> Exercise aim
Pictures aside, repeat every record below exactly.

> Information provided
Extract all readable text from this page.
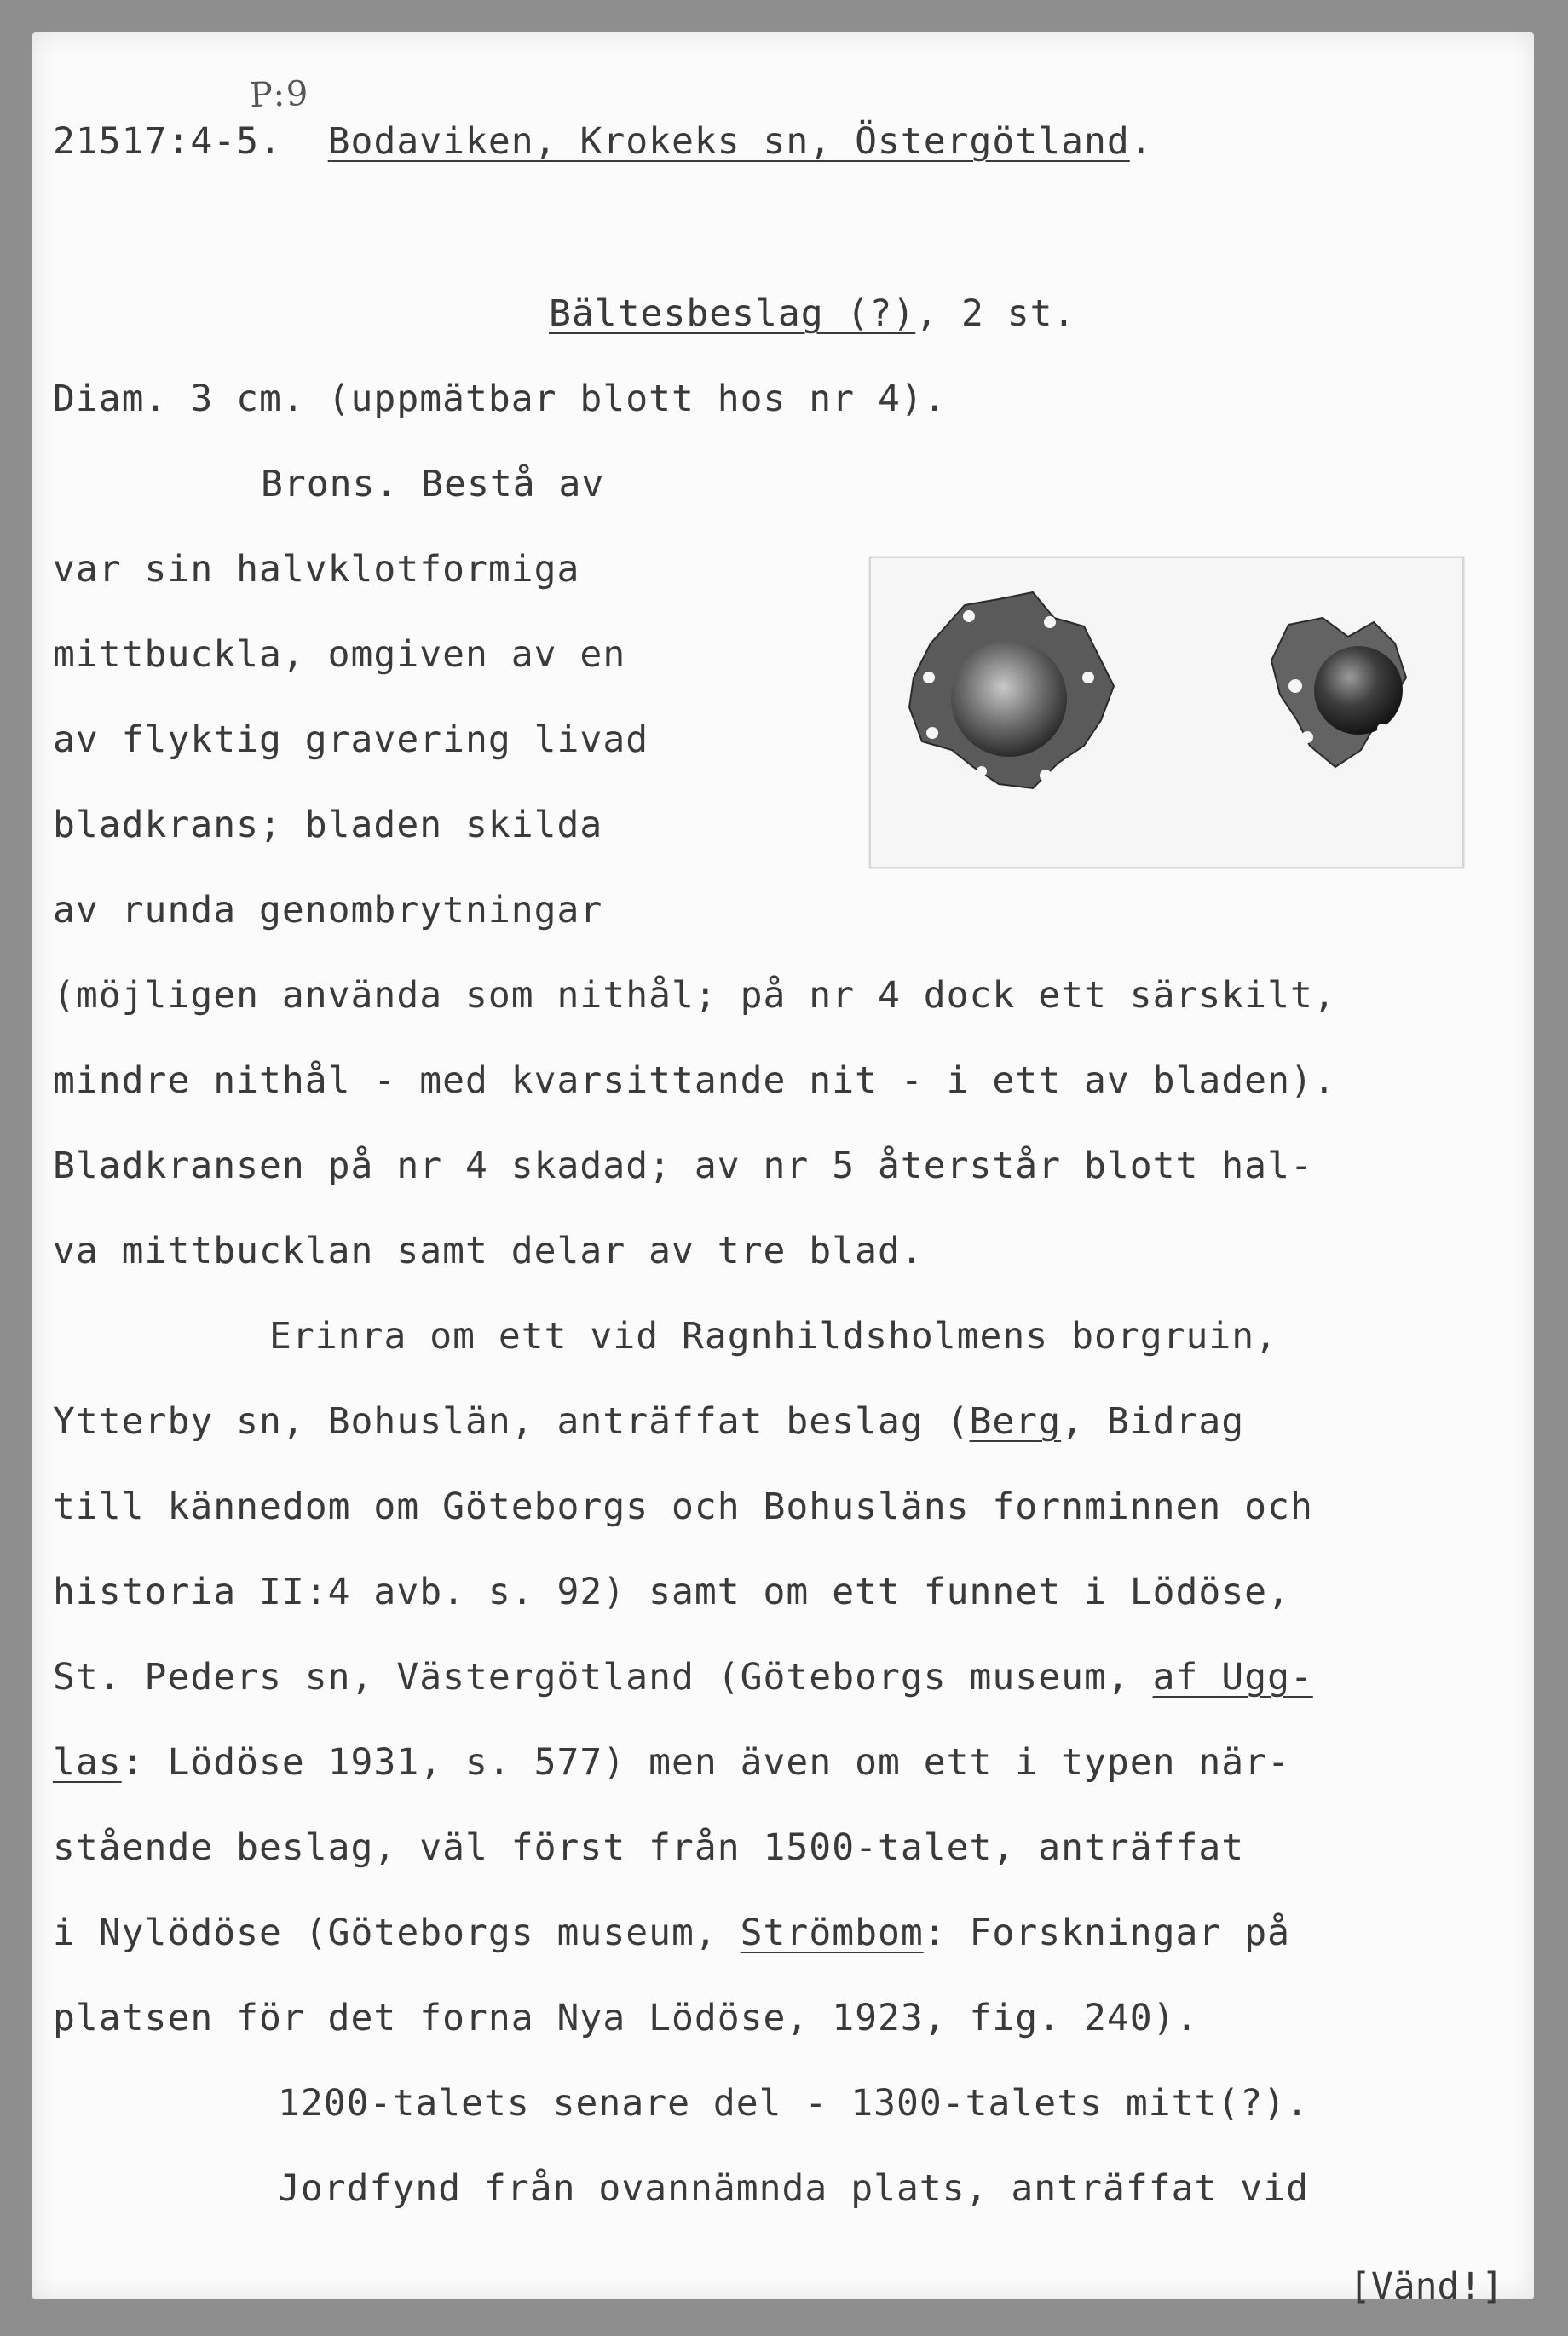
P:9
21517:4-5. Bodaviken, Krokeks sn, Östergötland.
Bältesbeslag (?), 2 st.
Diam. 3 cm. (uppmätbar blott hos nr 4).
Brons. Bestå av
var sin halvklotformiga
mittbuckla, omgiven av en
av flyktig gravering livad
bladkrans; bladen skilda
av runda genombrytningar
(möjligen använda som nithål; på nr 4 dock ett särskilt,
mindre nithål - med kvarsittande nit - i ett av bladen).
Bladkransen på nr 4 skadad; av nr 5 återstår blott hal-
va mittbucklan samt delar av tre blad.
Erinra om ett vid Ragnhildsholmens borgruin,
Ytterby sn, Bohuslän, anträffat beslag (Berg, Bidrag
till kännedom om Göteborgs och Bohusläns fornminnen och
historia II:4 avb. s. 92) samt om ett funnet i Lödöse,
St. Peders sn, Västergötland (Göteborgs museum, af Ugg-
las: Lödöse 1931, s. 577) men även om ett i typen när-
stående beslag, väl först från 1500-talet, anträffat
i Nylödöse (Göteborgs museum, Strömbom: Forskningar på
platsen för det forna Nya Lödöse, 1923, fig. 240).
1200-talets senare del - 1300-talets mitt(?).
Jordfynd från ovannämnda plats, anträffat vid
[Vänd!]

> Your response
Extract all readable text from this page.
P:9
21517:4-5. Bodaviken, Krokeks sn, Östergötland.
Bältesbeslag (?), 2 st.
Diam. 3 cm. (uppmätbar blott hos nr 4).
Brons. Bestå av
var sin halvklotformiga
mittbuckla, omgiven av en
av flyktig gravering livad
bladkrans; bladen skilda
av runda genombrytningar
(möjligen använda som nithål; på nr 4 dock ett särskilt,
mindre nithål - med kvarsittande nit - i ett av bladen).
Bladkransen på nr 4 skadad; av nr 5 återstår blott hal-
va mittbucklan samt delar av tre blad.
Erinra om ett vid Ragnhildsholmens borgruin,
Ytterby sn, Bohuslän, anträffat beslag (Berg, Bidrag
till kännedom om Göteborgs och Bohusläns fornminnen och
historia II:4 avb. s. 92) samt om ett funnet i Lödöse,
St. Peders sn, Västergötland (Göteborgs museum, af Ugg-
las: Lödöse 1931, s. 577) men även om ett i typen när-
stående beslag, väl först från 1500-talet, anträffat
i Nylödöse (Göteborgs museum, Strömbom: Forskningar på
platsen för det forna Nya Lödöse, 1923, fig. 240).
1200-talets senare del - 1300-talets mitt(?).
Jordfynd från ovannämnda plats, anträffat vid
[Vänd!]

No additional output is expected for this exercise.